### What is being asked
Using the data below, determine the number of lines that include the string "Untuk". Write only that number.

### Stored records
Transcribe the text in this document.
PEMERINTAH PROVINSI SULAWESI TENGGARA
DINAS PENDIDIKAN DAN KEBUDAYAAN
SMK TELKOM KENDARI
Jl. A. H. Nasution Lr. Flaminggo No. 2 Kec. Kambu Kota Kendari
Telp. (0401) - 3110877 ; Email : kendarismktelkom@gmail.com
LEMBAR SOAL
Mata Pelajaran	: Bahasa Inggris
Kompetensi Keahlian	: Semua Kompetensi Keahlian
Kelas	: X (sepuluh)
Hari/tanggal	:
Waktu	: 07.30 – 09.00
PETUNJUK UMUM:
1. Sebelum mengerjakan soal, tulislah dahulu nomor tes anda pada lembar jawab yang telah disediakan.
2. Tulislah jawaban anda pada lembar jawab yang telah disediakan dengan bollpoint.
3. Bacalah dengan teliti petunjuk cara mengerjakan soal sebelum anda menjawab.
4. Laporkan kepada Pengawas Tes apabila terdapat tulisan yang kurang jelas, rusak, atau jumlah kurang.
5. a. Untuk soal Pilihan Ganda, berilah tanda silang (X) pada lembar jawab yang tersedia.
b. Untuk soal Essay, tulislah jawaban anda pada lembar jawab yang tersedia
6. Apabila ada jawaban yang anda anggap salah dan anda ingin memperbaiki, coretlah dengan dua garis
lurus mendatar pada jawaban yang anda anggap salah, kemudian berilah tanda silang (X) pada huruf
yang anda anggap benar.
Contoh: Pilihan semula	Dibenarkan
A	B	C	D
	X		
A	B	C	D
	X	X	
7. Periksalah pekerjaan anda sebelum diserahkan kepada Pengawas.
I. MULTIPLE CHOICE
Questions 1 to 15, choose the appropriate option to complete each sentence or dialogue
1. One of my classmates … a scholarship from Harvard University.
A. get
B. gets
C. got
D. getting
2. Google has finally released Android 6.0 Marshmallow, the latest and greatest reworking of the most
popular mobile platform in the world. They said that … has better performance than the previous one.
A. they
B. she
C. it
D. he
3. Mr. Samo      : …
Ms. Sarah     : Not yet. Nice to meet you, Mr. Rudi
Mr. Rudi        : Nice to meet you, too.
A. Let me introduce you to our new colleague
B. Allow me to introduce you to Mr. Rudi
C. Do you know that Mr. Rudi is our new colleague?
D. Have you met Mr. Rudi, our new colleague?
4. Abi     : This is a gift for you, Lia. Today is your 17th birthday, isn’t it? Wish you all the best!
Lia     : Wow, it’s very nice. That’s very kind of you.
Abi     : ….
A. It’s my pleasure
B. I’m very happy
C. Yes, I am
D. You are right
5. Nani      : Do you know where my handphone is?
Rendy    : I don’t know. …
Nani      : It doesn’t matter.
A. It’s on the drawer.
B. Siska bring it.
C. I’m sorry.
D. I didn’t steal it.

### Answer to the problem
2